++++ QUELLENAUSZUG

Eine der ersten Fragen, die sich der Besucher wohl stellt, ist: Was gibt es eigentlich in Wuppertal zu sehen? Auf der weltweit bekannten Touristik-Seite TripAdvisor gibt es eine Hitliste der Sehenswürdigkeiten der Stadt. Dadurch, dass sich das Ranking nach den abgegebenen Bewertungen der Nutzer richtet, ergibt sich eine überraschende Liste. So ist die Nr. 1-Aktivität im Tal demnach ein Besuch im Zaubertheater Wiepen. Erst auf Platz zwei rangiert eine Fahrt mit dem Kaiserwagen. Danach folgen ein Besuch in der Stadthalle und ein Gang durch den Zoo. Das Luisenviertel landet bei dieser Liste nur auf Platz acht, das Von der Heydt-Museum auf Platz neun.

Da im Netz der subjektive Bewertungshorizont der Gäste zählt, relativiert ein Blick in die Kommentare die Liste. So hat etwa die Fahrt im Kaiserwagen in einem Fall die Note „befriedigend“ bekommen, unter anderem weil Kaffee und Kuchen „na ja“ waren. Martin Bang, Geschäftsführer von Wuppertal Marketing, weiß diese Bewertungen einzuordnen: „Wir scannen das Internet schon auf solchen Seiten, wissen aber auch, dass man nicht alles ernst nehmen kann.“ Oft sei bei Negativbewertungen auch einfach die Erwartungshaltung der Schreiber falsch gewesen.

++++++++
++++ ANGEZEIGTE EINTRÄGE

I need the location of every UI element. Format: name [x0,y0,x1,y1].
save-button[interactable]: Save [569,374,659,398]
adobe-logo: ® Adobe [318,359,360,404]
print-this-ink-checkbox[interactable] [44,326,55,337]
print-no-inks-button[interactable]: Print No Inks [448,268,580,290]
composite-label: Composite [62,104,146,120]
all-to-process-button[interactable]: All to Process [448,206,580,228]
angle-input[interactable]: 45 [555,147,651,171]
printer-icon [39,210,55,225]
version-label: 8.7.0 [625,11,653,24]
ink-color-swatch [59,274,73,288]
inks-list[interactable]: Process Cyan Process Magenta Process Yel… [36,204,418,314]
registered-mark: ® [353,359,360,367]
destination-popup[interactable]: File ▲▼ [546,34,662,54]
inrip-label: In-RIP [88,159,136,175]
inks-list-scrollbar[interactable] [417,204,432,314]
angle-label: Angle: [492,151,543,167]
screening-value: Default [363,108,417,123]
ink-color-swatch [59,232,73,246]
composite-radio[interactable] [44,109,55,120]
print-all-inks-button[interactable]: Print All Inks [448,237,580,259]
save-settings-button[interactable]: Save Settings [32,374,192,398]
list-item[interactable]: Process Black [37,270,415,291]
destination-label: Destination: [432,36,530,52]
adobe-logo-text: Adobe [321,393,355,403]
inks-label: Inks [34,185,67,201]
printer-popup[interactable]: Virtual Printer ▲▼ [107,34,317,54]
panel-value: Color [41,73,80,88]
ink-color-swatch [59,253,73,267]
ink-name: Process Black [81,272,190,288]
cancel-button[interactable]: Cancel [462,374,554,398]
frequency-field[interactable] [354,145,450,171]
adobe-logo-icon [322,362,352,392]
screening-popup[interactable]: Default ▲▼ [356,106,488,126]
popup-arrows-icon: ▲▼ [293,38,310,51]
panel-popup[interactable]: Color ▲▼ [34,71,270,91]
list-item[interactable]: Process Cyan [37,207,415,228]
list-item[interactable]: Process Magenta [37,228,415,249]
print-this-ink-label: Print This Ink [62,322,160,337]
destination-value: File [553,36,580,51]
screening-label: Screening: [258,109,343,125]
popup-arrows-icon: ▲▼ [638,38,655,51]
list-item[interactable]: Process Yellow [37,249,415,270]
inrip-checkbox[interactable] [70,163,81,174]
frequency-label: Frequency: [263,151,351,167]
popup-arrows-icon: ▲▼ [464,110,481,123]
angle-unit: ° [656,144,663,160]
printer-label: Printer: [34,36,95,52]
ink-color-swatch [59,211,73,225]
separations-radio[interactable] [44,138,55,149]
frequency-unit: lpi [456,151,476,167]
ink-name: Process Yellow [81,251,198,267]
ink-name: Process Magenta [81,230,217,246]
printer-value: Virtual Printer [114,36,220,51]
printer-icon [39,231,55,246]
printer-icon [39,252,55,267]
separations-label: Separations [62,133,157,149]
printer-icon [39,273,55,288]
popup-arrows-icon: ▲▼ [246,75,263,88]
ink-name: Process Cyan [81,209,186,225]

++++++++

AUFGABE 1: Übersetzen Sie aus dem Text über Wuppertals Sehenswürdigkeiten den Satz „Erst auf Platz zwei rangiert eine Fahrt mit dem Kaiserwagen.“ ins Englische.
AUFGABE 2: Schreiben Sie aus dem Quellenauszug alles von „Eine der ersten“ bis hinunter zu „auf Platz neun.“ wortgetreu ab.

SCHRIFTLICHE ANTWORT 1: Only in second place is a ride on the Kaiserwagen.

SCHRIFTLICHE ANTWORT 2:
Eine der ersten Fragen, die sich der Besucher wohl stellt, ist: Was gibt es eigentlich in Wuppertal zu sehen? Auf der weltweit bekannten Touristik-Seite TripAdvisor gibt es eine Hitliste der Sehenswürdigkeiten der Stadt. Dadurch, dass sich das Ranking nach den abgegebenen Bewertungen der Nutzer richtet, ergibt sich eine überraschende Liste. So ist die Nr. 1-Aktivität im Tal demnach ein Besuch im Zaubertheater Wiepen. Erst auf Platz zwei rangiert eine Fahrt mit dem Kaiserwagen. Danach folgen ein Besuch in der Stadthalle und ein Gang durch den Zoo. Das Luisenviertel landet bei dieser Liste nur auf Platz acht, das Von der Heydt-Museum auf Platz neun.